▸ **Problem requirements**:
All the entries need to be quoted exactly, apart from the pictures, which you should drop.

** start of The data **

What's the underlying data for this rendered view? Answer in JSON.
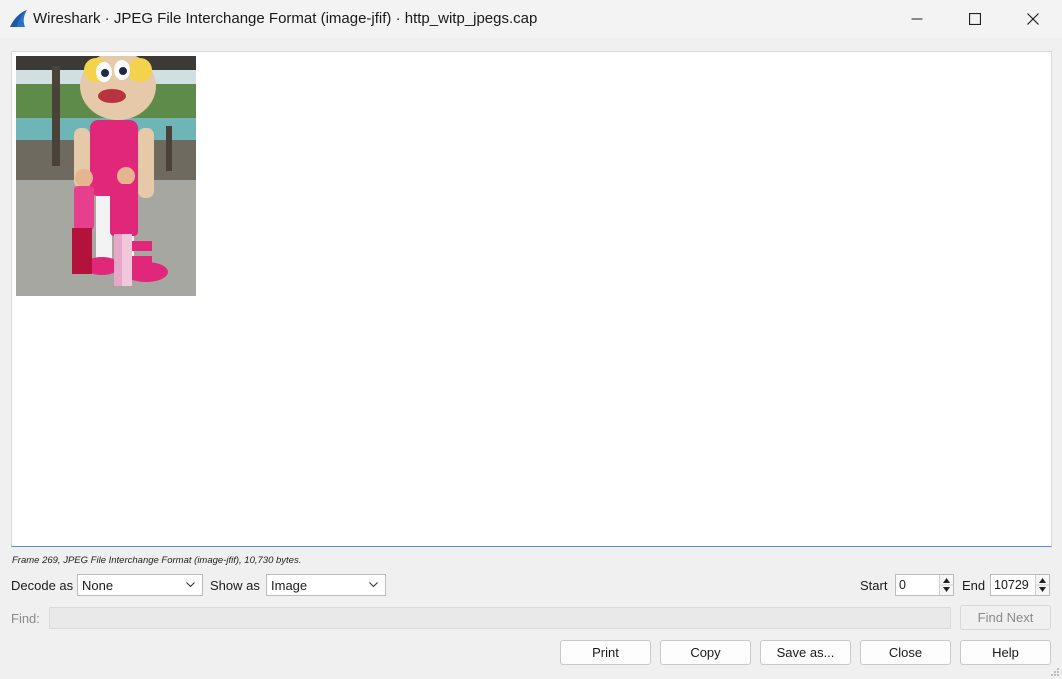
{
  "window": {
    "title": "Wireshark · JPEG File Interchange Format (image-jfif) · http_witp_jpegs.cap"
  },
  "status": {
    "frame_info": "Frame 269, JPEG File Interchange Format (image-jfif), 10,730 bytes."
  },
  "controls": {
    "decode_as_label": "Decode as",
    "decode_as_value": "None",
    "show_as_label": "Show as",
    "show_as_value": "Image",
    "start_label": "Start",
    "start_value": "0",
    "end_label": "End",
    "end_value": "10729",
    "find_label": "Find:",
    "find_next_label": "Find Next"
  },
  "buttons": {
    "print": "Print",
    "copy": "Copy",
    "save_as": "Save as...",
    "close": "Close",
    "help": "Help"
  },
  "colors": {
    "accent": "#5b8fc7",
    "shark_fin": "#2a6fc9"
  },
  "icons": {
    "app": "wireshark-fin-icon",
    "minimize": "minimize-icon",
    "maximize": "maximize-icon",
    "close": "close-icon"
  }
}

** end of The data **

▸ **The reply**:
What's the underlying data for this rendered view? Answer in JSON.
{
  "window": {
    "title": "Wireshark · JPEG File Interchange Format (image-jfif) · http_witp_jpegs.cap"
  },
  "status": {
    "frame_info": "Frame 269, JPEG File Interchange Format (image-jfif), 10,730 bytes."
  },
  "controls": {
    "decode_as_label": "Decode as",
    "decode_as_value": "None",
    "show_as_label": "Show as",
    "show_as_value": "Image",
    "start_label": "Start",
    "start_value": "0",
    "end_label": "End",
    "end_value": "10729",
    "find_label": "Find:",
    "find_next_label": "Find Next"
  },
  "buttons": {
    "print": "Print",
    "copy": "Copy",
    "save_as": "Save as...",
    "close": "Close",
    "help": "Help"
  },
  "colors": {
    "accent": "#5b8fc7",
    "shark_fin": "#2a6fc9"
  },
  "icons": {
    "app": "wireshark-fin-icon",
    "minimize": "minimize-icon",
    "maximize": "maximize-icon",
    "close": "close-icon"
  }
}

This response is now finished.